**Material provided**.

## start

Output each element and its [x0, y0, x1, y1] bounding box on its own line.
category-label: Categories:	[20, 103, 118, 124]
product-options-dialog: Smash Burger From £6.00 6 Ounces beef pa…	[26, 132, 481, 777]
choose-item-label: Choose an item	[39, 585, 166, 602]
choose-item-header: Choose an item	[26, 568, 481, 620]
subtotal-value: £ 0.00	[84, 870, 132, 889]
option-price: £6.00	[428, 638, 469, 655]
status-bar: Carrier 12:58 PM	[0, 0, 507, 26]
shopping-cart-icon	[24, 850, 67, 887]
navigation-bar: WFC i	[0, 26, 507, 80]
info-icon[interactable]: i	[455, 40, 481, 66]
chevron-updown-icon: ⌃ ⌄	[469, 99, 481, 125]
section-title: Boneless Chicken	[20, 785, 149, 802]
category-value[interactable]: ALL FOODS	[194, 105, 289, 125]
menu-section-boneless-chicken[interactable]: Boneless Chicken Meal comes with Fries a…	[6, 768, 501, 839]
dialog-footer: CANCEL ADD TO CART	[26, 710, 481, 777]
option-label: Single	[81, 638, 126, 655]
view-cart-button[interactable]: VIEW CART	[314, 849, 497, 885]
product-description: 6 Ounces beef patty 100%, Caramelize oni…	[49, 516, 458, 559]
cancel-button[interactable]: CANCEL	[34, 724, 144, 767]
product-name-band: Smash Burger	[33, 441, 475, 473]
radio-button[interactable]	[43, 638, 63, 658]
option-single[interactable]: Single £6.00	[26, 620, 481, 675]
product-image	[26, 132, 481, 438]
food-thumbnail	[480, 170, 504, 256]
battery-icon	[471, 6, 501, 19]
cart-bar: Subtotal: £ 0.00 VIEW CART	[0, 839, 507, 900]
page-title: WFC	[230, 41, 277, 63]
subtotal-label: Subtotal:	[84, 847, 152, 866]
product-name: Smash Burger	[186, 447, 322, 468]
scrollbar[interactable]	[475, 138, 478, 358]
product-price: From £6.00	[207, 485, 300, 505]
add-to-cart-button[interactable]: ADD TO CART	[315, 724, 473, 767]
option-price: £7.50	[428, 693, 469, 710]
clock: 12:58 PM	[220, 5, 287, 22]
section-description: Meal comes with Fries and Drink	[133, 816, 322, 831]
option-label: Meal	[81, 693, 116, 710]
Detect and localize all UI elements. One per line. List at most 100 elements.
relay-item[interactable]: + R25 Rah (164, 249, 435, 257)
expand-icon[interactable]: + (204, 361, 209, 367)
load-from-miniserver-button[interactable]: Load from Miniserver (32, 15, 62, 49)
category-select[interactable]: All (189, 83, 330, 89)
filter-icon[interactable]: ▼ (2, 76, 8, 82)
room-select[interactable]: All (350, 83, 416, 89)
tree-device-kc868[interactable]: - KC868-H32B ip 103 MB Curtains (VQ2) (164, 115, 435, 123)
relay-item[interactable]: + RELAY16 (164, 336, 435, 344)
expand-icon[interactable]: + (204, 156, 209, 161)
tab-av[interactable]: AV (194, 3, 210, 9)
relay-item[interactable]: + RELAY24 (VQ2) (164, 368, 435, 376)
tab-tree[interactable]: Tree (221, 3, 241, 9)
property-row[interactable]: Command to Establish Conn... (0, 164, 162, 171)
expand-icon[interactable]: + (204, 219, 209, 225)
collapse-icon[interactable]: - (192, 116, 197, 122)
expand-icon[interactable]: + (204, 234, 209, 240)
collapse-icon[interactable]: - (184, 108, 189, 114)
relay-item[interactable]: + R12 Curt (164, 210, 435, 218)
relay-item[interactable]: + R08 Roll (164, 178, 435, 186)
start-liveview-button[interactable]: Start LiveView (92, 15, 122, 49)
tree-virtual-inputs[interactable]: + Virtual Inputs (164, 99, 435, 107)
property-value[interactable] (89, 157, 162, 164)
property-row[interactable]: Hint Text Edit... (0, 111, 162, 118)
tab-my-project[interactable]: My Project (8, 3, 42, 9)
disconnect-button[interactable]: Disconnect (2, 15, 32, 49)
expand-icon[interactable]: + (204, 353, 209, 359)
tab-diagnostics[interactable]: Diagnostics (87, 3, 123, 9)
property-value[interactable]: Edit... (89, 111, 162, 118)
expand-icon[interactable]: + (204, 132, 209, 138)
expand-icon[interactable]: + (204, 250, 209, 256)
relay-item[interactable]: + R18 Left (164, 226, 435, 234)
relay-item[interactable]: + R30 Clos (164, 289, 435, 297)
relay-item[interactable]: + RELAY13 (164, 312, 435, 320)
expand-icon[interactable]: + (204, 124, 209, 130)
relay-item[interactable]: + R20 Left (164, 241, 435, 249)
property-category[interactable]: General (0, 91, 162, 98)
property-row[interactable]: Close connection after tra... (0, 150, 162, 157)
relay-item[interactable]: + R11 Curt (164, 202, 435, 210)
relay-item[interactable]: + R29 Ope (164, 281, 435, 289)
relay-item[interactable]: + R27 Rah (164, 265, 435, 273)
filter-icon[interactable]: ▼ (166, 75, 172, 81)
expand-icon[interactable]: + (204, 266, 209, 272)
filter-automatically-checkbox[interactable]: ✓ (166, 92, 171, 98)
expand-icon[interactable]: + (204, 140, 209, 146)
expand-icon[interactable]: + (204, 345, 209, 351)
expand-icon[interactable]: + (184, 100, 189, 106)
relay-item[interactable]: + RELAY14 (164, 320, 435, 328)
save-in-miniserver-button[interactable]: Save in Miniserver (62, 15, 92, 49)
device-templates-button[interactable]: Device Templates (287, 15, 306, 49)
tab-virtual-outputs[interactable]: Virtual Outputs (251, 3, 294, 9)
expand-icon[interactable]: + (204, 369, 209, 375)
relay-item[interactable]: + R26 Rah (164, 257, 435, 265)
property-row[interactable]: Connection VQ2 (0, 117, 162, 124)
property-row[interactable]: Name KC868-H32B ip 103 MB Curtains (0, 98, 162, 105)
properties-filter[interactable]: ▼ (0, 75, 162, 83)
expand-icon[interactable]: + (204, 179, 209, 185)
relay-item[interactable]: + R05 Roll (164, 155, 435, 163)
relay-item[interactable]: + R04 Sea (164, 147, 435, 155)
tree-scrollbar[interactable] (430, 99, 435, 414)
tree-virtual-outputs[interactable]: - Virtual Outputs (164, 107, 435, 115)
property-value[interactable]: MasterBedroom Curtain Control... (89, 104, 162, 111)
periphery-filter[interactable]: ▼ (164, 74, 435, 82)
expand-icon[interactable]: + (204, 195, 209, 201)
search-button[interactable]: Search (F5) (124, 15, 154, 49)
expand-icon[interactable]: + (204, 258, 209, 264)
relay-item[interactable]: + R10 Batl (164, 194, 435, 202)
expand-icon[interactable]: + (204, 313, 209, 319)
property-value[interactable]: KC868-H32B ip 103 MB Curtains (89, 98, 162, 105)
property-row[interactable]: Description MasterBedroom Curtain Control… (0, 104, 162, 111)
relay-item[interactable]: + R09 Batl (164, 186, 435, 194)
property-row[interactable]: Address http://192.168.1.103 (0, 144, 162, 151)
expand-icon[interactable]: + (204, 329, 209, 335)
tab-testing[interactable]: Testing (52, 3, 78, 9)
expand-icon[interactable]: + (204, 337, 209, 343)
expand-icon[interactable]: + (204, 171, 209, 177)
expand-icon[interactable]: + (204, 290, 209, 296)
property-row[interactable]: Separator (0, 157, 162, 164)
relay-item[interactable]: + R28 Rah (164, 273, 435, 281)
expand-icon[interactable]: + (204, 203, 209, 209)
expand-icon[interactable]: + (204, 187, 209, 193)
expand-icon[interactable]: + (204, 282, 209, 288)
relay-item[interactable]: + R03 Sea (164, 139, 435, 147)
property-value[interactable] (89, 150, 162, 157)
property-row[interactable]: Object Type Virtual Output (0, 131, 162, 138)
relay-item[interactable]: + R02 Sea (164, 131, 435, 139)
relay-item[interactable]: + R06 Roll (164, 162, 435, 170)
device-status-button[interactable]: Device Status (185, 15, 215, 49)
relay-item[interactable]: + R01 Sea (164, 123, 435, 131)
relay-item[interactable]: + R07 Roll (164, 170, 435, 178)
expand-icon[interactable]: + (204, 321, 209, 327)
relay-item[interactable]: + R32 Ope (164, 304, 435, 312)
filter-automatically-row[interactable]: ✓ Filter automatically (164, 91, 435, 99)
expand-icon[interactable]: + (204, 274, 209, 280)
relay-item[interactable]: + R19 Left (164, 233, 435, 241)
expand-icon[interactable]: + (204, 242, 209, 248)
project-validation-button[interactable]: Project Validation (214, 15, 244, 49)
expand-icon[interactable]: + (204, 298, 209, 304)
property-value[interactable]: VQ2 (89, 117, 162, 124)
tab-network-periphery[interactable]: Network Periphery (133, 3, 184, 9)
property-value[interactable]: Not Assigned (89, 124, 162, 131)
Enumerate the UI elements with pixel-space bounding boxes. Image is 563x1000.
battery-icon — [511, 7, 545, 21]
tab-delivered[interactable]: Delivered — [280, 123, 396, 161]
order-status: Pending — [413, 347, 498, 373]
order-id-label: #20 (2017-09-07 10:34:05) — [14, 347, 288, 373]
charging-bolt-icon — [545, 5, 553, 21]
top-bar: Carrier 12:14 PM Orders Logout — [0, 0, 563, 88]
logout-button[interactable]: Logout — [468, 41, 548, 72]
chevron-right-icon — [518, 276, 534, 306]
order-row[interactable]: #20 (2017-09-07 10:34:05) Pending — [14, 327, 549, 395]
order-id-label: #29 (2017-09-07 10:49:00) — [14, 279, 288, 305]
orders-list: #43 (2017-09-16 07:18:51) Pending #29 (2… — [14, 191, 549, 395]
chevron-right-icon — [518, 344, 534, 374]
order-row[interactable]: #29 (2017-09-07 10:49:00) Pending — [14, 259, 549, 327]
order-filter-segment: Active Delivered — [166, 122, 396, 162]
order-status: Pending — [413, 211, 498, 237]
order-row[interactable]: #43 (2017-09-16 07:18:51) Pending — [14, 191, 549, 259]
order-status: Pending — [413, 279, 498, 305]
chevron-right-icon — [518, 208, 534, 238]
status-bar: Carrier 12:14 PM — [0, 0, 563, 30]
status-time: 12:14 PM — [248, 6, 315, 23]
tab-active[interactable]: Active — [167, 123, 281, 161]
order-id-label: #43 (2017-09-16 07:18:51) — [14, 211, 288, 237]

## end

**Instructions for the task**.
Copy the entries from the start up to and including the line with "105, 289, 125]", swapping "Choose an item" for "Select an item" and leaving everything else the same.

**Response to the exercise**.
Output each element and its [x0, y0, x1, y1] bounding box on its own line.
category-label: Categories:	[20, 103, 118, 124]
product-options-dialog: Smash Burger From £6.00 6 Ounces beef pa…	[26, 132, 481, 777]
choose-item-label: Select an item	[39, 585, 166, 602]
choose-item-header: Select an item	[26, 568, 481, 620]
subtotal-value: £ 0.00	[84, 870, 132, 889]
option-price: £6.00	[428, 638, 469, 655]
status-bar: Carrier 12:58 PM	[0, 0, 507, 26]
shopping-cart-icon	[24, 850, 67, 887]
navigation-bar: WFC i	[0, 26, 507, 80]
info-icon[interactable]: i	[455, 40, 481, 66]
chevron-updown-icon: ⌃ ⌄	[469, 99, 481, 125]
section-title: Boneless Chicken	[20, 785, 149, 802]
category-value[interactable]: ALL FOODS	[194, 105, 289, 125]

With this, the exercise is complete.